§ **THE EXERCISE**
Everything in the listing should be restated word for word.

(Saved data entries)
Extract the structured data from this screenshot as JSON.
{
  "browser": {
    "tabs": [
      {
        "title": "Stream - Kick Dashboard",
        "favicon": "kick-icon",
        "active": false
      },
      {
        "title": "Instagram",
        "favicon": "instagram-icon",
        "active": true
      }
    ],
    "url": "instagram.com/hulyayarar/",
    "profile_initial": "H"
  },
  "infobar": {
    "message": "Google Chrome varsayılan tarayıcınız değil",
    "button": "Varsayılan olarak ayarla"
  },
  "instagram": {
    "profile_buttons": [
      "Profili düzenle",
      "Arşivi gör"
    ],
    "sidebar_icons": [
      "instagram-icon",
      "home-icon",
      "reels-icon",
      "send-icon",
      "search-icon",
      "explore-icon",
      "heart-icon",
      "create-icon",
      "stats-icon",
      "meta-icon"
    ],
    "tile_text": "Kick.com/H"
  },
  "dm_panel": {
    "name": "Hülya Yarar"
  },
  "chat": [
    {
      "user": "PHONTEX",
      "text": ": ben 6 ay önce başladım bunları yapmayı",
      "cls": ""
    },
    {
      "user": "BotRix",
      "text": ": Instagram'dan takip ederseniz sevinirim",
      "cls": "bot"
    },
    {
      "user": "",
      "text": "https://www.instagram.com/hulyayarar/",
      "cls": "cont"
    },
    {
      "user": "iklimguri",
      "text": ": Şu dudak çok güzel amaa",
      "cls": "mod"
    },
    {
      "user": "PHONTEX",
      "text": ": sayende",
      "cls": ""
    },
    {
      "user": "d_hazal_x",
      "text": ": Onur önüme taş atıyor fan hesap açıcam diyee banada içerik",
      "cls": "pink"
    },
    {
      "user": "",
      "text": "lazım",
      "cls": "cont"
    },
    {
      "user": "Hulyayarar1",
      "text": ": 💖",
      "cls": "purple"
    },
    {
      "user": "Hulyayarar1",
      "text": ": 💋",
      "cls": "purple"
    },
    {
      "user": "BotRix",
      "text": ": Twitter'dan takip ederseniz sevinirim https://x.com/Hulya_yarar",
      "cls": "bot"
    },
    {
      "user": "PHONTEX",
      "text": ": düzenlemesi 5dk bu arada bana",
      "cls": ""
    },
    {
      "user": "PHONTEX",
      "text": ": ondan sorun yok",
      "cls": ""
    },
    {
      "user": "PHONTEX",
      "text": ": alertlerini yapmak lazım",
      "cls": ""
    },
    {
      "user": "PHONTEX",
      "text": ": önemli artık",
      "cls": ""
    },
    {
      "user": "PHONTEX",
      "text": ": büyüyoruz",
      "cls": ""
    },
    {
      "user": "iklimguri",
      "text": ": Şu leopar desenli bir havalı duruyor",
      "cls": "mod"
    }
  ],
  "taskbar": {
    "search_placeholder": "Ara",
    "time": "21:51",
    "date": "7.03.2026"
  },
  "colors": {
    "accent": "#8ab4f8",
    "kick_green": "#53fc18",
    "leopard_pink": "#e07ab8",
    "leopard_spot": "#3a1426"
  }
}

§ **ANSWER TO THIS PROBLEM**
Extract the structured data from this screenshot as JSON.
{
  "browser": {
    "tabs": [
      {
        "title": "Stream - Kick Dashboard",
        "favicon": "kick-icon",
        "active": false
      },
      {
        "title": "Instagram",
        "favicon": "instagram-icon",
        "active": true
      }
    ],
    "url": "instagram.com/hulyayarar/",
    "profile_initial": "H"
  },
  "infobar": {
    "message": "Google Chrome varsayılan tarayıcınız değil",
    "button": "Varsayılan olarak ayarla"
  },
  "instagram": {
    "profile_buttons": [
      "Profili düzenle",
      "Arşivi gör"
    ],
    "sidebar_icons": [
      "instagram-icon",
      "home-icon",
      "reels-icon",
      "send-icon",
      "search-icon",
      "explore-icon",
      "heart-icon",
      "create-icon",
      "stats-icon",
      "meta-icon"
    ],
    "tile_text": "Kick.com/H"
  },
  "dm_panel": {
    "name": "Hülya Yarar"
  },
  "chat": [
    {
      "user": "PHONTEX",
      "text": ": ben 6 ay önce başladım bunları yapmayı",
      "cls": ""
    },
    {
      "user": "BotRix",
      "text": ": Instagram'dan takip ederseniz sevinirim",
      "cls": "bot"
    },
    {
      "user": "",
      "text": "https://www.instagram.com/hulyayarar/",
      "cls": "cont"
    },
    {
      "user": "iklimguri",
      "text": ": Şu dudak çok güzel amaa",
      "cls": "mod"
    },
    {
      "user": "PHONTEX",
      "text": ": sayende",
      "cls": ""
    },
    {
      "user": "d_hazal_x",
      "text": ": Onur önüme taş atıyor fan hesap açıcam diyee banada içerik",
      "cls": "pink"
    },
    {
      "user": "",
      "text": "lazım",
      "cls": "cont"
    },
    {
      "user": "Hulyayarar1",
      "text": ": 💖",
      "cls": "purple"
    },
    {
      "user": "Hulyayarar1",
      "text": ": 💋",
      "cls": "purple"
    },
    {
      "user": "BotRix",
      "text": ": Twitter'dan takip ederseniz sevinirim https://x.com/Hulya_yarar",
      "cls": "bot"
    },
    {
      "user": "PHONTEX",
      "text": ": düzenlemesi 5dk bu arada bana",
      "cls": ""
    },
    {
      "user": "PHONTEX",
      "text": ": ondan sorun yok",
      "cls": ""
    },
    {
      "user": "PHONTEX",
      "text": ": alertlerini yapmak lazım",
      "cls": ""
    },
    {
      "user": "PHONTEX",
      "text": ": önemli artık",
      "cls": ""
    },
    {
      "user": "PHONTEX",
      "text": ": büyüyoruz",
      "cls": ""
    },
    {
      "user": "iklimguri",
      "text": ": Şu leopar desenli bir havalı duruyor",
      "cls": "mod"
    }
  ],
  "taskbar": {
    "search_placeholder": "Ara",
    "time": "21:51",
    "date": "7.03.2026"
  },
  "colors": {
    "accent": "#8ab4f8",
    "kick_green": "#53fc18",
    "leopard_pink": "#e07ab8",
    "leopard_spot": "#3a1426"
  }
}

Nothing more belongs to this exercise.